*WHAT IS EXPECTED:* Copy the entries below word for word, beginning at the line that contains "y-tick-label: 0,6 — [30, 110, 52, 124]" and stopping after the line that contains "point — [389, 638, 400, 649]".

*DATA SUPPLIED:*
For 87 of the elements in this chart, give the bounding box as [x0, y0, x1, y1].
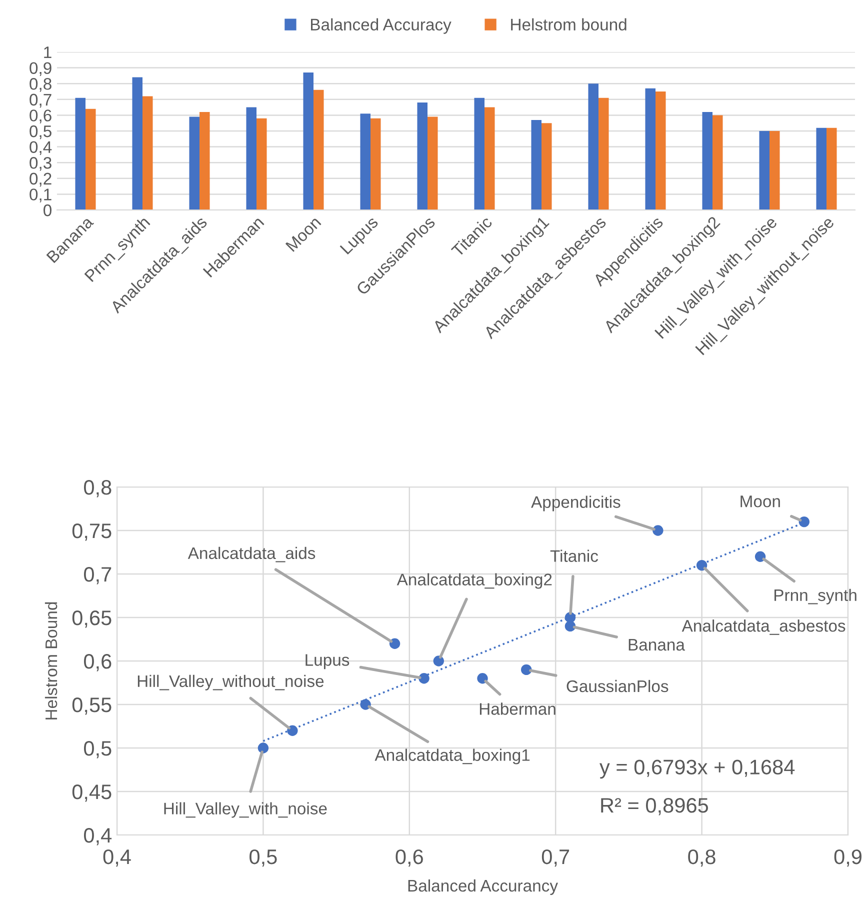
y-tick-label: 0,6 — [30, 110, 52, 124]
bar — [417, 102, 428, 210]
y-tick-label: 0,55 — [72, 698, 112, 715]
bar — [770, 131, 780, 210]
y-tick-label: 0,4 — [84, 828, 112, 846]
x-tick-label: 0,9 — [834, 849, 862, 867]
point — [696, 560, 708, 571]
point — [389, 638, 400, 649]
x-tick-label: 0,6 — [396, 849, 423, 867]
annotation: Hill_Valley_with_noise — [164, 802, 327, 818]
y-tick-label: 0,65 — [72, 610, 112, 628]
bar — [200, 112, 210, 210]
bar — [303, 72, 314, 210]
y-tick-label: 0,75 — [72, 524, 112, 541]
bar — [428, 116, 438, 210]
bar — [759, 131, 770, 210]
bar — [702, 112, 712, 210]
bar — [816, 128, 826, 210]
annotation: Analcatdata_boxing2 — [396, 573, 552, 589]
bar — [645, 88, 656, 210]
point — [287, 725, 298, 736]
x-tick-label: 0,4 — [103, 849, 131, 867]
point — [798, 516, 810, 528]
y-tick-label: 0,1 — [30, 188, 52, 202]
bar — [826, 128, 837, 210]
bar — [189, 116, 200, 210]
bar — [314, 90, 324, 210]
bar — [656, 92, 666, 210]
bar — [712, 115, 723, 210]
annotation: Lupus — [306, 654, 350, 670]
bar — [360, 114, 370, 210]
point — [258, 742, 269, 754]
point — [360, 699, 371, 710]
annotation: Hill_Valley_without_noise — [138, 674, 324, 690]
bar — [246, 107, 256, 210]
y-tick-label: 0,45 — [72, 784, 112, 802]
annotation: Banana — [628, 639, 685, 651]
annotation: Analcatdata_asbestos — [682, 620, 846, 635]
point — [418, 673, 430, 684]
bar — [75, 98, 86, 210]
y-axis-title: Helstrom Bound — [44, 602, 58, 720]
annotation: Moon — [740, 496, 780, 508]
bar — [86, 108, 96, 210]
y-tick-label: 0,8 — [30, 78, 52, 92]
legend-label: Balanced Accuracy — [311, 18, 452, 34]
point — [477, 673, 488, 684]
legend-label: Helstrom bound — [511, 18, 626, 31]
bar — [132, 77, 142, 210]
bar — [474, 98, 484, 210]
annotation: y = 0,6793x + 0,1684 — [600, 760, 795, 779]
bar — [598, 98, 609, 210]
y-tick-label: 0,8 — [84, 480, 112, 498]
y-tick-label: 1 — [44, 46, 52, 58]
annotation: Titanic — [550, 550, 598, 562]
bar — [531, 120, 542, 210]
point — [521, 664, 532, 676]
point — [652, 525, 664, 536]
y-tick-label: 0,7 — [84, 567, 112, 584]
y-tick-label: 0,9 — [30, 62, 52, 76]
annotation: GaussianPlos — [566, 680, 668, 692]
y-tick-label: 0,7 — [30, 94, 52, 108]
y-tick-label: 0 — [44, 204, 52, 216]
bar — [484, 107, 495, 210]
bar — [142, 96, 153, 210]
annotation: Analcatdata_boxing1 — [374, 748, 530, 764]
bar — [588, 84, 598, 210]
y-tick-label: 0,5 — [84, 741, 112, 758]
point — [754, 551, 766, 562]
bar — [256, 118, 267, 210]
x-tick-label: 0,7 — [542, 849, 570, 867]
annotation: Haberman — [480, 702, 556, 715]
y-tick-label: 0,4 — [30, 141, 52, 155]
annotation: Prnn_synth — [774, 588, 856, 604]
annotation: R² = 0,8965 — [601, 798, 708, 816]
annotation: Appendicitis — [531, 496, 620, 512]
bar — [370, 118, 381, 210]
bar — [542, 123, 552, 210]
x-tick-label: 0,5 — [250, 849, 277, 867]
y-tick-label: 0,3 — [30, 157, 52, 171]
point — [433, 656, 444, 666]
y-tick-label: 0,2 — [30, 172, 52, 187]
y-tick-label: 0,5 — [30, 125, 52, 140]
point — [564, 612, 576, 623]
x-axis-title: Balanced Accurancy — [408, 879, 558, 895]
y-tick-label: 0,6 — [84, 654, 112, 672]
x-tick-label: 0,8 — [688, 849, 716, 867]
annotation: Analcatdata_aids — [188, 546, 316, 562]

*COMPLETED EXERCISE:*
y-tick-label: 0,6 — [30, 110, 52, 124]
bar — [417, 102, 428, 210]
y-tick-label: 0,55 — [72, 698, 112, 715]
bar — [770, 131, 780, 210]
y-tick-label: 0,4 — [84, 828, 112, 846]
x-tick-label: 0,9 — [834, 849, 862, 867]
point — [696, 560, 708, 571]
point — [389, 638, 400, 649]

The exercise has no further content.